**Records for this task:**
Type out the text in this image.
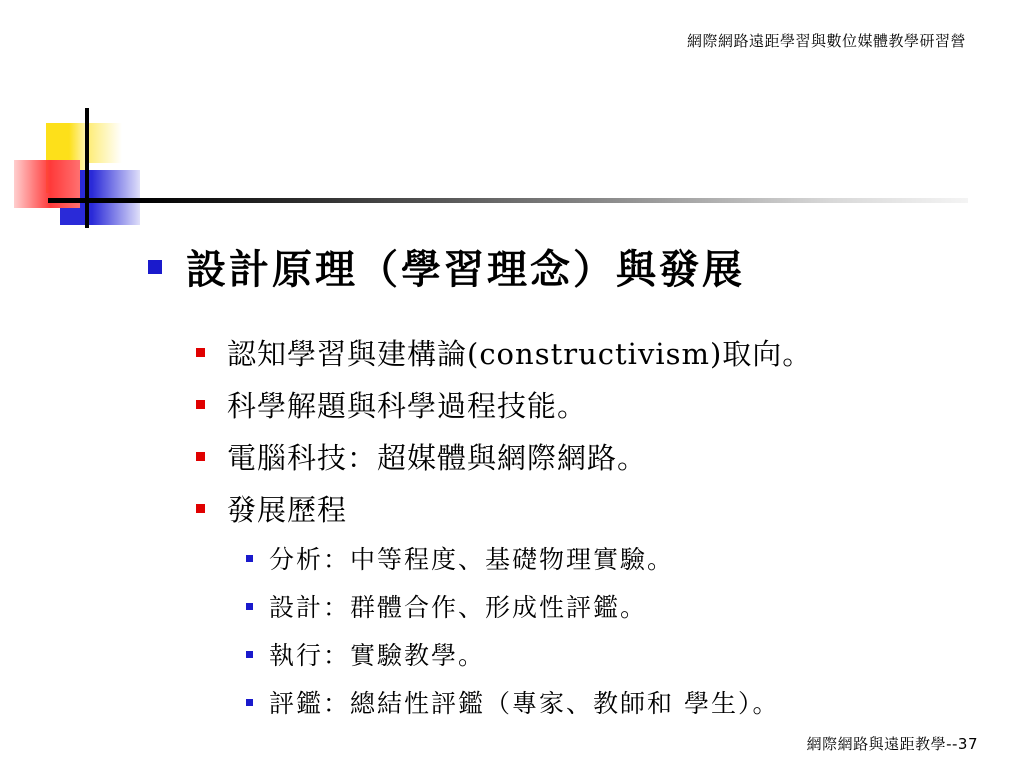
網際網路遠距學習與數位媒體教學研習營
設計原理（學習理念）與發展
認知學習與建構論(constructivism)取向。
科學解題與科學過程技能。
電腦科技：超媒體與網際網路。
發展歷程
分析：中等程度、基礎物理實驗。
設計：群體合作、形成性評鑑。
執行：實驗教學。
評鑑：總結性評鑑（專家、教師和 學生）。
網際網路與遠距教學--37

**Exercise aim:** Reproduce the material in its entirety and word for word, without the pictures.

**Exercise answer:**
Type out the text in this image.
網際網路遠距學習與數位媒體教學研習營
設計原理（學習理念）與發展
認知學習與建構論(constructivism)取向。
科學解題與科學過程技能。
電腦科技：超媒體與網際網路。
發展歷程
分析：中等程度、基礎物理實驗。
設計：群體合作、形成性評鑑。
執行：實驗教學。
評鑑：總結性評鑑（專家、教師和 學生）。
網際網路與遠距教學--37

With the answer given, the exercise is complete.